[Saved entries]
========================

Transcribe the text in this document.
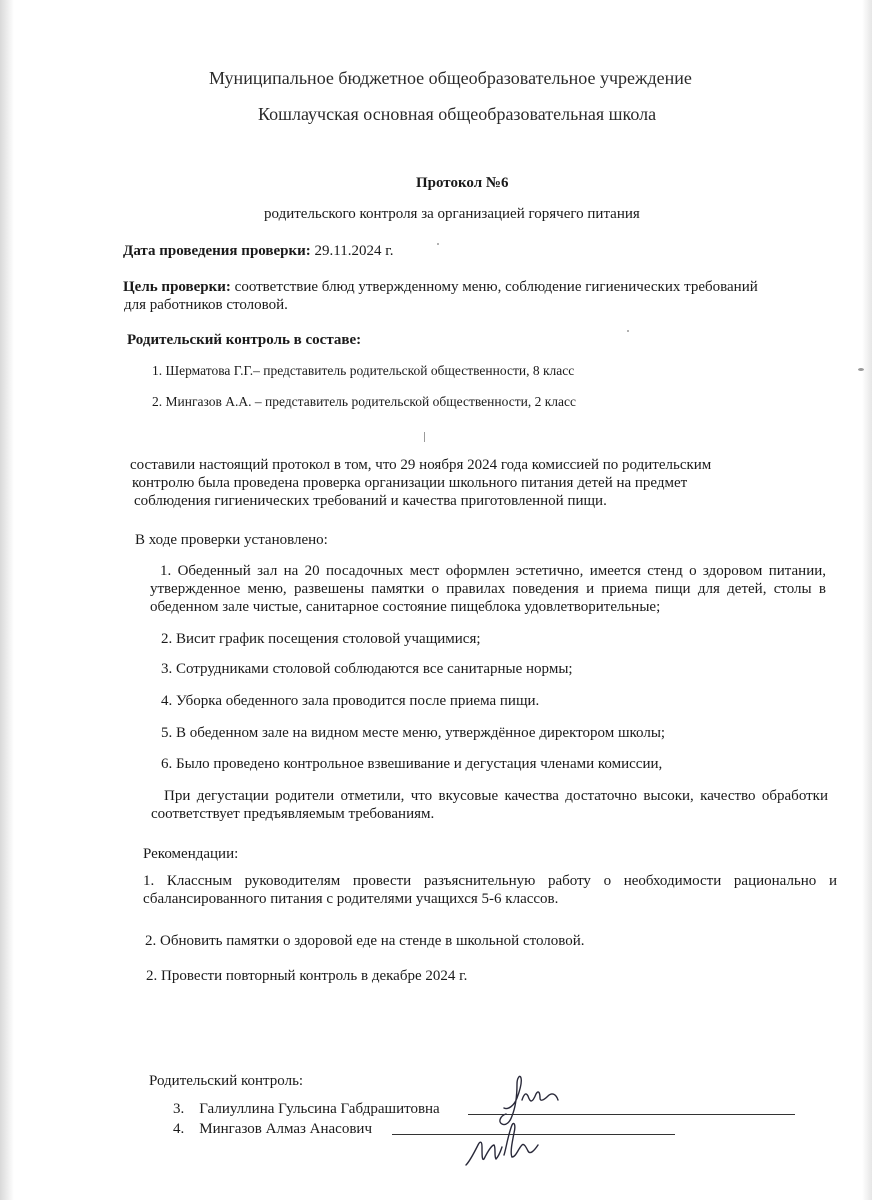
Муниципальное бюджетное общеобразовательное учреждение
Кошлаучская основная общеобразовательная школа
Протокол №6
родительского контроля за организацией горячего питания
Дата проведения проверки: 29.11.2024 г.
Цель проверки: соответствие блюд утвержденному меню, соблюдение гигиенических требований
для работников столовой.
Родительский контроль в составе:
1. Шерматова Г.Г.– представитель родительской общественности, 8 класс
2. Мингазов А.А. – представитель родительской общественности, 2 класс
составили настоящий протокол в том, что 29 ноября 2024 года комиссией по родительским
контролю была проведена проверка организации школьного питания детей на предмет
соблюдения гигиенических требований и качества приготовленной пищи.
В ходе проверки установлено:
1. Обеденный зал на 20 посадочных мест оформлен эстетично, имеется стенд о здоровом питании, утвержденное меню, развешены памятки о правилах поведения и приема пищи для детей, столы в обеденном зале чистые, санитарное состояние пищеблока удовлетворительные;
2. Висит график посещения столовой учащимися;
3. Сотрудниками столовой соблюдаются все санитарные нормы;
4. Уборка обеденного зала проводится после приема пищи.
5. В обеденном зале на видном месте меню, утверждённое директором школы;
6. Было проведено контрольное взвешивание и дегустация членами комиссии,
При дегустации родители отметили, что вкусовые качества достаточно высоки, качество обработки соответствует предъявляемым требованиям.
Рекомендации:
1. Классным руководителям провести разъяснительную работу о необходимости рационально и сбалансированного питания с родителями учащихся 5-6 классов.
2. Обновить памятки о здоровой еде на стенде в школьной столовой.
2. Провести повторный контроль в декабре 2024 г.
Родительский контроль:
3. Галиуллина Гульсина Габдрашитовна
4. Мингазов Алмаз Анасович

========================

Prompt:
Exactly how many lines in the data above contain the word "качества"? Respond with the number and nothing more.

Written response:
2